THE REQUEST: What is the count of lines that hold the word "факс"? Give only the number.

*** DATA FOR THE TASK ***

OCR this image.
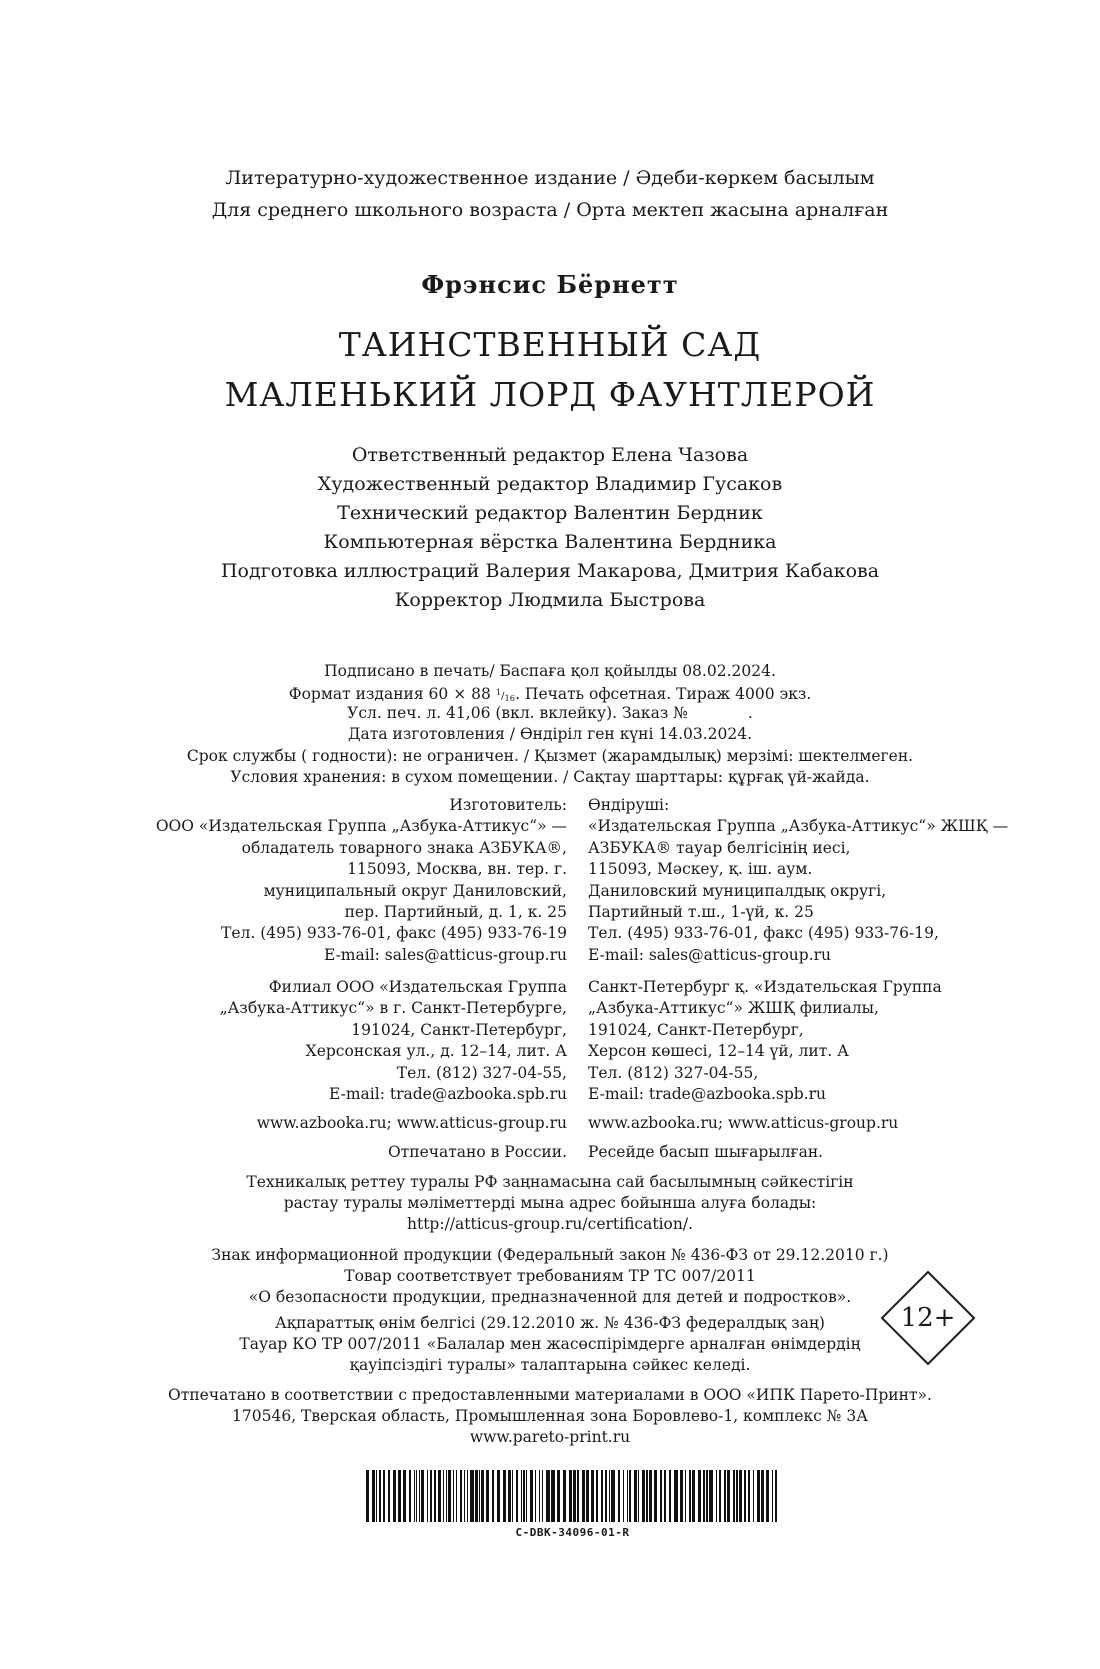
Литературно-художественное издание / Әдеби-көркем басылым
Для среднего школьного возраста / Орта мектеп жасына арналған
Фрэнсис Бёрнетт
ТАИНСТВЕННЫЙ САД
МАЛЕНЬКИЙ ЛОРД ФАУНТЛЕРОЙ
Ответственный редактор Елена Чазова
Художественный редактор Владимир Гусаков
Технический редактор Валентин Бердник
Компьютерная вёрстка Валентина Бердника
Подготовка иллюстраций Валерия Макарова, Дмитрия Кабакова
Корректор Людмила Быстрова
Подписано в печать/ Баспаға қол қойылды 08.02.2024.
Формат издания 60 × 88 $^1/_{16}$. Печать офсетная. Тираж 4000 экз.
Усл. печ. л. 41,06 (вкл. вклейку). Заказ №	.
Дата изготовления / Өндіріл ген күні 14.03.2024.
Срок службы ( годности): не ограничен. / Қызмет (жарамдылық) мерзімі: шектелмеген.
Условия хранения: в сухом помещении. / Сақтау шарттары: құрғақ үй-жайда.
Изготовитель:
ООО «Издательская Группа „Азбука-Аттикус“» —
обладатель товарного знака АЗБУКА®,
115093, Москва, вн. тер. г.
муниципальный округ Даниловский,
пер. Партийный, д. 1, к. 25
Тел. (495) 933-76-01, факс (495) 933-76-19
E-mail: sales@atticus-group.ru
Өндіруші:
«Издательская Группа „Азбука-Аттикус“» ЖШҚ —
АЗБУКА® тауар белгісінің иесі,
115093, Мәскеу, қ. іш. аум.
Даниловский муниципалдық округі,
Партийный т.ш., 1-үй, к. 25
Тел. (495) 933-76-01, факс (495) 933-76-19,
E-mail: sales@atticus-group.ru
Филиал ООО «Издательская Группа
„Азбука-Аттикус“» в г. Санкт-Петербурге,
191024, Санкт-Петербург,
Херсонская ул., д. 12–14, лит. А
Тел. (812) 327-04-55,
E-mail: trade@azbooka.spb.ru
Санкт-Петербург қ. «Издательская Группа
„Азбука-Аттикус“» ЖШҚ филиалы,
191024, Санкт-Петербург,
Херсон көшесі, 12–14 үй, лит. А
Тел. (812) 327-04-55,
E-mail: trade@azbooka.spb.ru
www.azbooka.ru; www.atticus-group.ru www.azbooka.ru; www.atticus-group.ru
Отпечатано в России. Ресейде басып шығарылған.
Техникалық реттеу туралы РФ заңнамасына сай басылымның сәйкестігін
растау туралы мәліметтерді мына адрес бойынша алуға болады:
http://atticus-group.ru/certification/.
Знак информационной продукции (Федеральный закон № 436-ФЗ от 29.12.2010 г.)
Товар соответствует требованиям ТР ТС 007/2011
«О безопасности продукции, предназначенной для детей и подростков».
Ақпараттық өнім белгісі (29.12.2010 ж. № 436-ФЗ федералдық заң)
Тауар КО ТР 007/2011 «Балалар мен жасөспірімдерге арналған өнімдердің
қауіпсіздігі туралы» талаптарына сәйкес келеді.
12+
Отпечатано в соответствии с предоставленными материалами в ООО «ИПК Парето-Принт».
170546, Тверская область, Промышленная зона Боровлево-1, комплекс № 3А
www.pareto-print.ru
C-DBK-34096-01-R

***
*** DATA FOR THE TASK ***

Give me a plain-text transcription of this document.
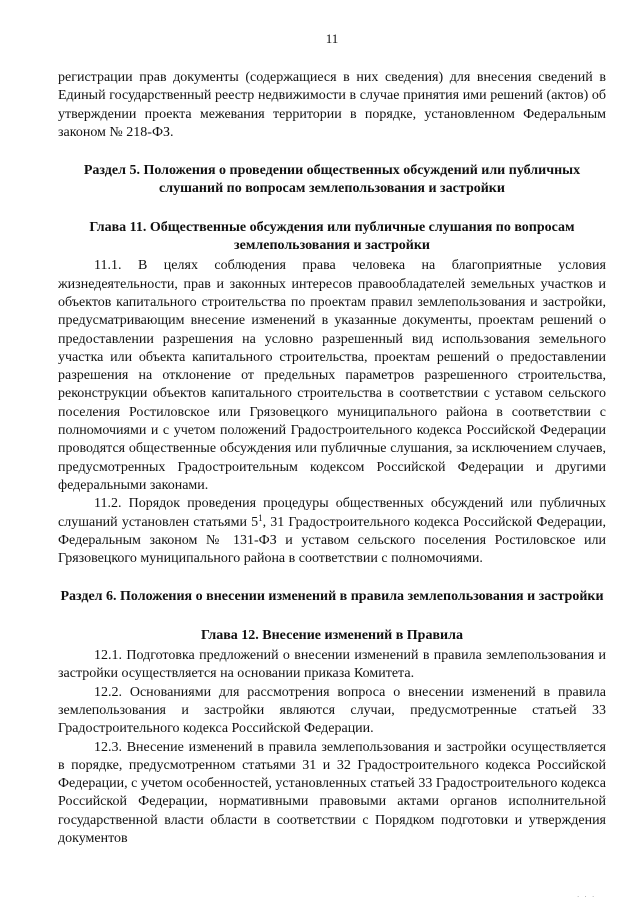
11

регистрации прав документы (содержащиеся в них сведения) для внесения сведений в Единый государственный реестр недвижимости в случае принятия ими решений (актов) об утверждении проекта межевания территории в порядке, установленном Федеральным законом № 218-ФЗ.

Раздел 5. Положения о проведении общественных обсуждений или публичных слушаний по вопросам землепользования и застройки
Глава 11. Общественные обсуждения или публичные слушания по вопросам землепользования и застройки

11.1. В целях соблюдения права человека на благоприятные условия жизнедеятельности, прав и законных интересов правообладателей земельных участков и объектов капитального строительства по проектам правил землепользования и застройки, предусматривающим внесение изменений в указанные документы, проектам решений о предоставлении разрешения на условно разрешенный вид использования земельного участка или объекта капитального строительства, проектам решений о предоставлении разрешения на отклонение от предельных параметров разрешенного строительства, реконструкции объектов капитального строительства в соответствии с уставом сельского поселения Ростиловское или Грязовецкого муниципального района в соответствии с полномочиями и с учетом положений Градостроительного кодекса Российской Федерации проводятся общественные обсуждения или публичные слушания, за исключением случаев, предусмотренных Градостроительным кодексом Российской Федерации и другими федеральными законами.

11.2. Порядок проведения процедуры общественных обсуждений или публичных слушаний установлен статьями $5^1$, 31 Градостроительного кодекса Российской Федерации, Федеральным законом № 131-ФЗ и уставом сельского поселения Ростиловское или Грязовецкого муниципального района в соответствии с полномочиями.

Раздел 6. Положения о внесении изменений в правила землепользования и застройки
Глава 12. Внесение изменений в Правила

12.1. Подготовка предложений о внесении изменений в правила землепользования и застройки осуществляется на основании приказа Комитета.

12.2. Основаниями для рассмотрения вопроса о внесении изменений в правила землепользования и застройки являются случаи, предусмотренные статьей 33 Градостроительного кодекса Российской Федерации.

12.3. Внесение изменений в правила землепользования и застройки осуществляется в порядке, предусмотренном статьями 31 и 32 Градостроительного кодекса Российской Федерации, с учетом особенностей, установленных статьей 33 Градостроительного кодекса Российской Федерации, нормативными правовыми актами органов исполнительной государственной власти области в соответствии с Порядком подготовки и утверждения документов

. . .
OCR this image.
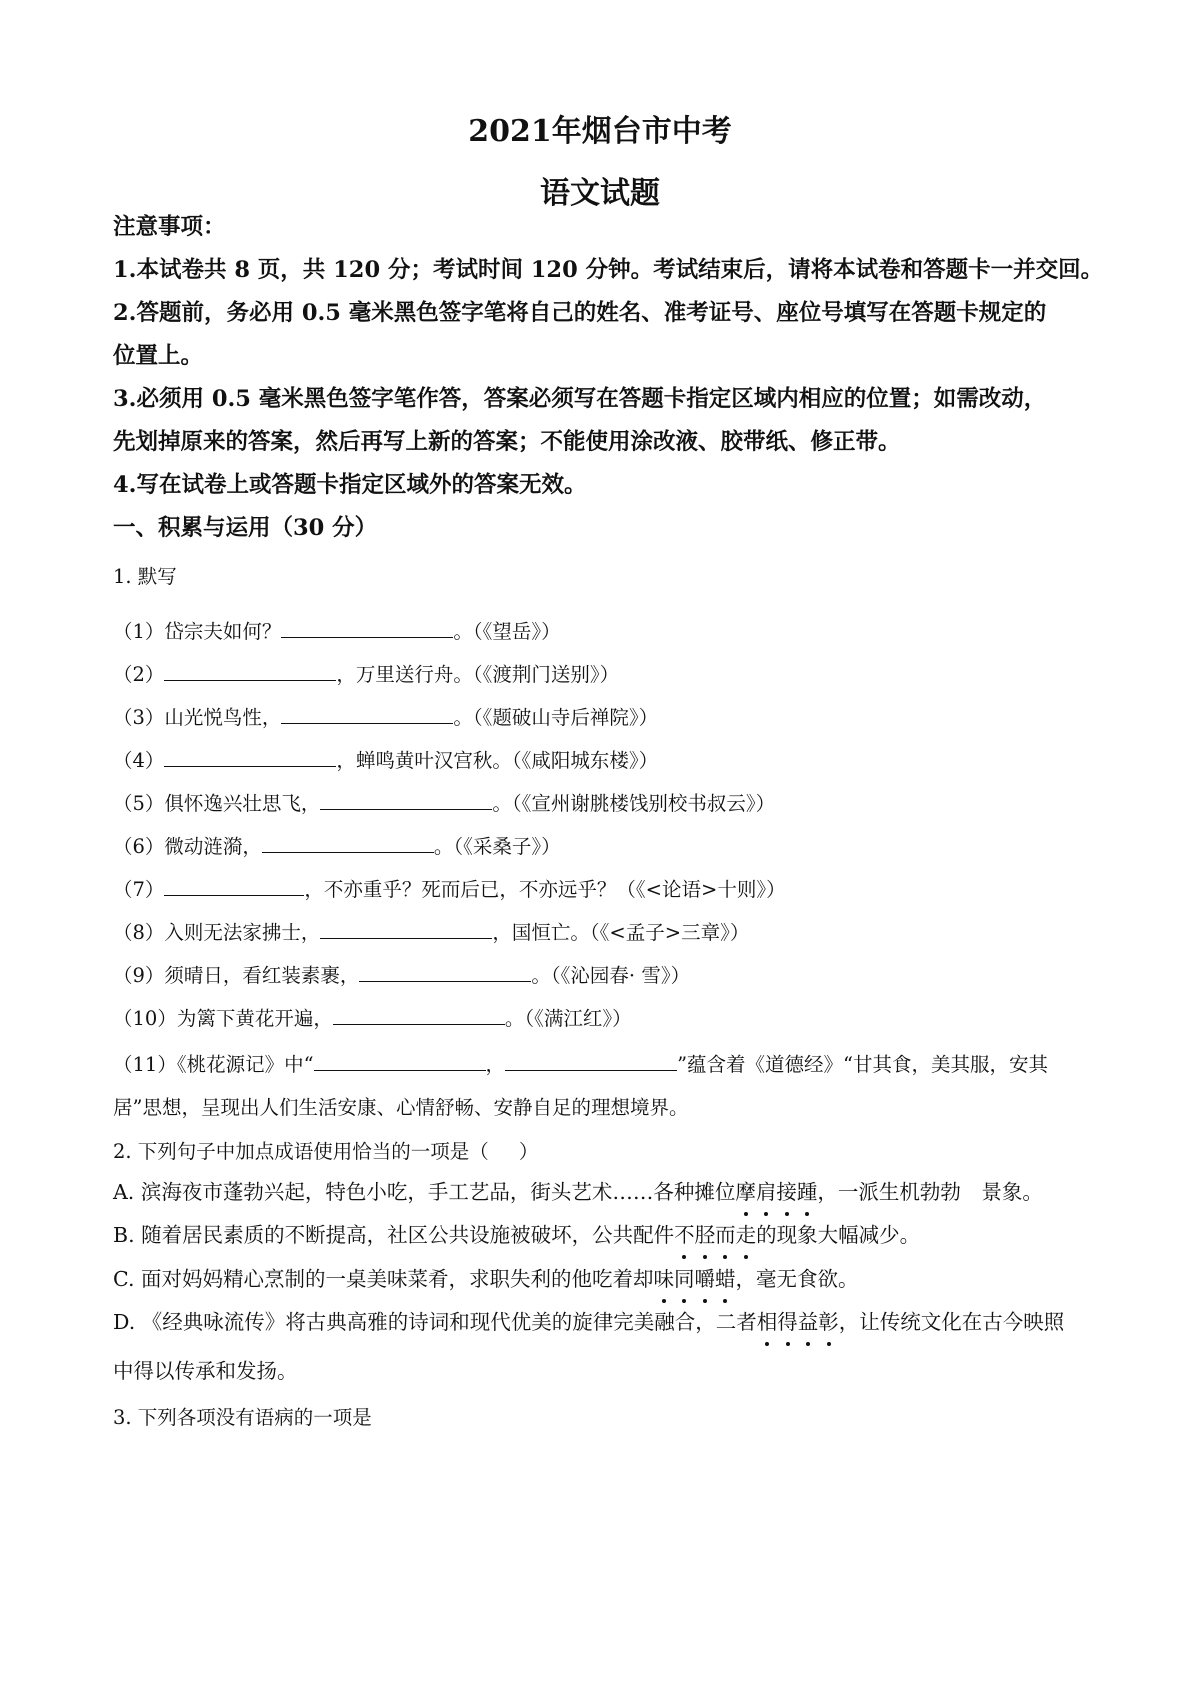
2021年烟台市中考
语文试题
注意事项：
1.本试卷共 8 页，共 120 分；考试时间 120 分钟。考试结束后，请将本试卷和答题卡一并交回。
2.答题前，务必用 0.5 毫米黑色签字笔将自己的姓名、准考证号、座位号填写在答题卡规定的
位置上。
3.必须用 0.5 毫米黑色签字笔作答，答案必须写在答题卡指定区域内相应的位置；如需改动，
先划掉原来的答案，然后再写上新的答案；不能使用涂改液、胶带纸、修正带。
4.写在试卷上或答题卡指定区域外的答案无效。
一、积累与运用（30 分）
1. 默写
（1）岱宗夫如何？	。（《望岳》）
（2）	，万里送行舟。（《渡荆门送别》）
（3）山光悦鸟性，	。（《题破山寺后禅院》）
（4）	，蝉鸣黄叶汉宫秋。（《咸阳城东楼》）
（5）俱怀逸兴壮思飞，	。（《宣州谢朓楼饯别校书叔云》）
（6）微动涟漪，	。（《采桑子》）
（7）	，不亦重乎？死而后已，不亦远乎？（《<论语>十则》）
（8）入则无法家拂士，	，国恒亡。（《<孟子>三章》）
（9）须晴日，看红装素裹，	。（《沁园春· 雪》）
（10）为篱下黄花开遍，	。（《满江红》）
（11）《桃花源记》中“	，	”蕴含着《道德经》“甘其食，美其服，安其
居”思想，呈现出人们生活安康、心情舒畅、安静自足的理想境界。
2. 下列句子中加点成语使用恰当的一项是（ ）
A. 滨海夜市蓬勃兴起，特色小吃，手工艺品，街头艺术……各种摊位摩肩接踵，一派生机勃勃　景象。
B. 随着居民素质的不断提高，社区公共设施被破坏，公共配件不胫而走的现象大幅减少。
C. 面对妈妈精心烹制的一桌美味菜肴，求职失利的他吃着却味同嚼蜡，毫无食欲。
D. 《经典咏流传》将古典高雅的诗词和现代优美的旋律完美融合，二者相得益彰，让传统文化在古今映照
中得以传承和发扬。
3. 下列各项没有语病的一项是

***

SOLUTION TO THIS PROBLEM: 2